> [What needs to be done]:
Find all the lines with "JSON" and gather them.

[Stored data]
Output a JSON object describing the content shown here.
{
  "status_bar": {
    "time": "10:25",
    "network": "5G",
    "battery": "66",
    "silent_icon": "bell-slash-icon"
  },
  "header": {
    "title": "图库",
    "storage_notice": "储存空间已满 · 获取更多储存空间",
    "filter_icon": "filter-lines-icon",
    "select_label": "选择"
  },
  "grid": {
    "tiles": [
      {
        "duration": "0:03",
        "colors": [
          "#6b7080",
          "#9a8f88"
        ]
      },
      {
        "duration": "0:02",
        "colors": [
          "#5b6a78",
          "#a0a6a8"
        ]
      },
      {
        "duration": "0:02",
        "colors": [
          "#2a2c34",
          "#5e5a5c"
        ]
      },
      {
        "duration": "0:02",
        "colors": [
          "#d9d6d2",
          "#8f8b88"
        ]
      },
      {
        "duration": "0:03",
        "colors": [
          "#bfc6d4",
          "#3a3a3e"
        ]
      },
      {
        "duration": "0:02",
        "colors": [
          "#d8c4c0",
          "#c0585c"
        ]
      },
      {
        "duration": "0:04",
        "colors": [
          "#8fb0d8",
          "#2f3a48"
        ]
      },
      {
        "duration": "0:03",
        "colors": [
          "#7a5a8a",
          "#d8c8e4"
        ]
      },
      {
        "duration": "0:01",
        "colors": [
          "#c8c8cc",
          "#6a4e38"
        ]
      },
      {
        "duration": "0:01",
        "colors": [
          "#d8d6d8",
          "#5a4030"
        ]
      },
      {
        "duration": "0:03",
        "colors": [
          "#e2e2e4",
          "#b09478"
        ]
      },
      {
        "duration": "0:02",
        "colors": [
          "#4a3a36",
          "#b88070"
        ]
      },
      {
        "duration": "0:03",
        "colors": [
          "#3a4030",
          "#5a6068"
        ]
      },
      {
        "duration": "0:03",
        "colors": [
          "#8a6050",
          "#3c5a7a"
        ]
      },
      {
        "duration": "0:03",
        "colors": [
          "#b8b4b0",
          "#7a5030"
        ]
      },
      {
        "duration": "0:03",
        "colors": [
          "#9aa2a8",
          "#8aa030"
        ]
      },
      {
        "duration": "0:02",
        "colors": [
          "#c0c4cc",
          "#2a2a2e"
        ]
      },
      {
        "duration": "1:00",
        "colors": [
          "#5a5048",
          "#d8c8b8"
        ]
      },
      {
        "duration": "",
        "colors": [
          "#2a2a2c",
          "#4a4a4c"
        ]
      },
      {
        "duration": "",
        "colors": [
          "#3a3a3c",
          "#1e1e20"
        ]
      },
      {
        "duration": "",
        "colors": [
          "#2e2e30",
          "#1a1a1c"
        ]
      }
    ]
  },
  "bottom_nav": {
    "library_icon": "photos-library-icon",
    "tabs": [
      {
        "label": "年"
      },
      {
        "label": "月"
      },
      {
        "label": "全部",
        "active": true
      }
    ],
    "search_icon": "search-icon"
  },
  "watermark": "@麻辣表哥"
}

---

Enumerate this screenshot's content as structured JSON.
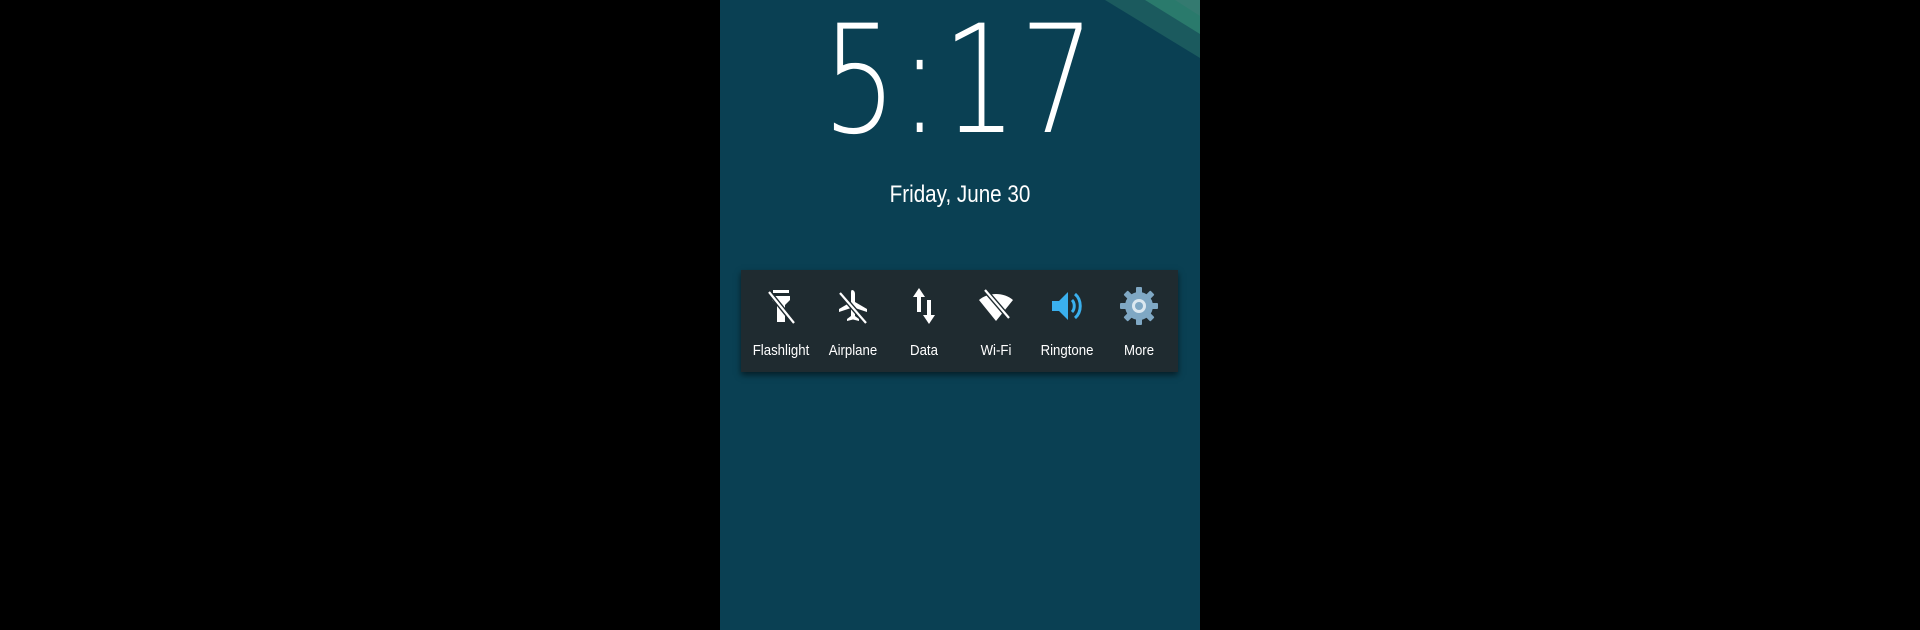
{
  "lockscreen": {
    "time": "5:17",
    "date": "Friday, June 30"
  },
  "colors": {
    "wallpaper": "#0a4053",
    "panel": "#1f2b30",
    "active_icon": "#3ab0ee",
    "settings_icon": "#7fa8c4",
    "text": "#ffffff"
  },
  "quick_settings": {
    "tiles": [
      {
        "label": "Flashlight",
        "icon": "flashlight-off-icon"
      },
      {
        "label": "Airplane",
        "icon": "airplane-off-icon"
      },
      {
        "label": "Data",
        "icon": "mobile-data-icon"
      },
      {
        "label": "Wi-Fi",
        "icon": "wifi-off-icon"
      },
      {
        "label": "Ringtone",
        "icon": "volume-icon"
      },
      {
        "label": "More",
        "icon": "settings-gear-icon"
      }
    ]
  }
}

> [Answer to the task]:
Output a JSON object describing the content shown here.
Enumerate this screenshot's content as structured JSON.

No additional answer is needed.